To be done -
Each record is to be transcribed exactly.

____________

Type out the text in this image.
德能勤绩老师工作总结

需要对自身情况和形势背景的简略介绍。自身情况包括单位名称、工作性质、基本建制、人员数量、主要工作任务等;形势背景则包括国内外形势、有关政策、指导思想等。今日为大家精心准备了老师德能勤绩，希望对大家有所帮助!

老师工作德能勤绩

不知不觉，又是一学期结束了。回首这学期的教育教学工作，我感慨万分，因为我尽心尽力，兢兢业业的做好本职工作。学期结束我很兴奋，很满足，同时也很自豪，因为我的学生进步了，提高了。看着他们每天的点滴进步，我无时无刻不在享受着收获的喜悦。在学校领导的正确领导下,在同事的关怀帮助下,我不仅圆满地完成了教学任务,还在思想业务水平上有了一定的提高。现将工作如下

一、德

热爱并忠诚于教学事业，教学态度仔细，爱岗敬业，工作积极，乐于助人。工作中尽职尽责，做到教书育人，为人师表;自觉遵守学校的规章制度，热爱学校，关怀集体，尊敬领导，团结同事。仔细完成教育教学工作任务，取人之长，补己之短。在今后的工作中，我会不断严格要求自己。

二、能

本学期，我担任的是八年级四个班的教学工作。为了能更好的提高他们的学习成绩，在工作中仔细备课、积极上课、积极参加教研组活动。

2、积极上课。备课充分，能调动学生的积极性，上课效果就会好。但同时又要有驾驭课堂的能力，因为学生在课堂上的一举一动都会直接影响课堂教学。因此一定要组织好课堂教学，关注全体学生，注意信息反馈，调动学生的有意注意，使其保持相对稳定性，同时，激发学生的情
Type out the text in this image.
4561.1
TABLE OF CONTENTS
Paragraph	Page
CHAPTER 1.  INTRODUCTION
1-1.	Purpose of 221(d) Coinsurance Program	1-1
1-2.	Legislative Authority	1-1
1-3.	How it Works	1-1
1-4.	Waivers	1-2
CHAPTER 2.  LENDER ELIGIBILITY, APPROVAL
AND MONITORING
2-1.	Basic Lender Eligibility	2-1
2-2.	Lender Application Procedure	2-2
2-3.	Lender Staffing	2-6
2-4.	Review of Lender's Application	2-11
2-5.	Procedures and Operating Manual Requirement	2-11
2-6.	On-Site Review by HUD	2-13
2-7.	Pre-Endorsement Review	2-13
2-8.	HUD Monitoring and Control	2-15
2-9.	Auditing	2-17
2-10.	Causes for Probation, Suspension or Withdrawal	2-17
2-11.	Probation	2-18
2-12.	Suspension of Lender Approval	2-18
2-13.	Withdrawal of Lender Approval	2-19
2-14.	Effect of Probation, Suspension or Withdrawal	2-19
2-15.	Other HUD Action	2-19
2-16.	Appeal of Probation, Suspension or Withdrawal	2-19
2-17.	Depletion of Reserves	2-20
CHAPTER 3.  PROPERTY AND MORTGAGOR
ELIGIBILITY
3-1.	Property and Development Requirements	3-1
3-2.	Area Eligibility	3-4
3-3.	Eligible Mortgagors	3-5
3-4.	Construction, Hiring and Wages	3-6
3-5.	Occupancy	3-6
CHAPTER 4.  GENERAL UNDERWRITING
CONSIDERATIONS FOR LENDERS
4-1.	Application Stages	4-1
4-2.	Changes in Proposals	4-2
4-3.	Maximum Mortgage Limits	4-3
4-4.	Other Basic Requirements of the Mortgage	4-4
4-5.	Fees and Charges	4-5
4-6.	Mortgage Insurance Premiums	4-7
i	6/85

____________

Worked solution -
Type out the text in this image.
德能勤绩老师工作总结

需要对自身情况和形势背景的简略介绍。自身情况包括单位名称、工作性质、基本建制、人员数量、主要工作任务等;形势背景则包括国内外形势、有关政策、指导思想等。今日为大家精心准备了老师德能勤绩，希望对大家有所帮助!

老师工作德能勤绩

不知不觉，又是一学期结束了。回首这学期的教育教学工作，我感慨万分，因为我尽心尽力，兢兢业业的做好本职工作。学期结束我很兴奋，很满足，同时也很自豪，因为我的学生进步了，提高了。看着他们每天的点滴进步，我无时无刻不在享受着收获的喜悦。在学校领导的正确领导下,在同事的关怀帮助下,我不仅圆满地完成了教学任务,还在思想业务水平上有了一定的提高。现将工作如下

一、德

热爱并忠诚于教学事业，教学态度仔细，爱岗敬业，工作积极，乐于助人。工作中尽职尽责，做到教书育人，为人师表;自觉遵守学校的规章制度，热爱学校，关怀集体，尊敬领导，团结同事。仔细完成教育教学工作任务，取人之长，补己之短。在今后的工作中，我会不断严格要求自己。

二、能

本学期，我担任的是八年级四个班的教学工作。为了能更好的提高他们的学习成绩，在工作中仔细备课、积极上课、积极参加教研组活动。

2、积极上课。备课充分，能调动学生的积极性，上课效果就会好。但同时又要有驾驭课堂的能力，因为学生在课堂上的一举一动都会直接影响课堂教学。因此一定要组织好课堂教学，关注全体学生，注意信息反馈，调动学生的有意注意，使其保持相对稳定性，同时，激发学生的情
Type out the text in this image.
4561.1
TABLE OF CONTENTS
Paragraph	Page
CHAPTER 1.  INTRODUCTION
1-1.	Purpose of 221(d) Coinsurance Program	1-1
1-2.	Legislative Authority	1-1
1-3.	How it Works	1-1
1-4.	Waivers	1-2
CHAPTER 2.  LENDER ELIGIBILITY, APPROVAL
AND MONITORING
2-1.	Basic Lender Eligibility	2-1
2-2.	Lender Application Procedure	2-2
2-3.	Lender Staffing	2-6
2-4.	Review of Lender's Application	2-11
2-5.	Procedures and Operating Manual Requirement	2-11
2-6.	On-Site Review by HUD	2-13
2-7.	Pre-Endorsement Review	2-13
2-8.	HUD Monitoring and Control	2-15
2-9.	Auditing	2-17
2-10.	Causes for Probation, Suspension or Withdrawal	2-17
2-11.	Probation	2-18
2-12.	Suspension of Lender Approval	2-18
2-13.	Withdrawal of Lender Approval	2-19
2-14.	Effect of Probation, Suspension or Withdrawal	2-19
2-15.	Other HUD Action	2-19
2-16.	Appeal of Probation, Suspension or Withdrawal	2-19
2-17.	Depletion of Reserves	2-20
CHAPTER 3.  PROPERTY AND MORTGAGOR
ELIGIBILITY
3-1.	Property and Development Requirements	3-1
3-2.	Area Eligibility	3-4
3-3.	Eligible Mortgagors	3-5
3-4.	Construction, Hiring and Wages	3-6
3-5.	Occupancy	3-6
CHAPTER 4.  GENERAL UNDERWRITING
CONSIDERATIONS FOR LENDERS
4-1.	Application Stages	4-1
4-2.	Changes in Proposals	4-2
4-3.	Maximum Mortgage Limits	4-3
4-4.	Other Basic Requirements of the Mortgage	4-4
4-5.	Fees and Charges	4-5
4-6.	Mortgage Insurance Premiums	4-7
i	6/85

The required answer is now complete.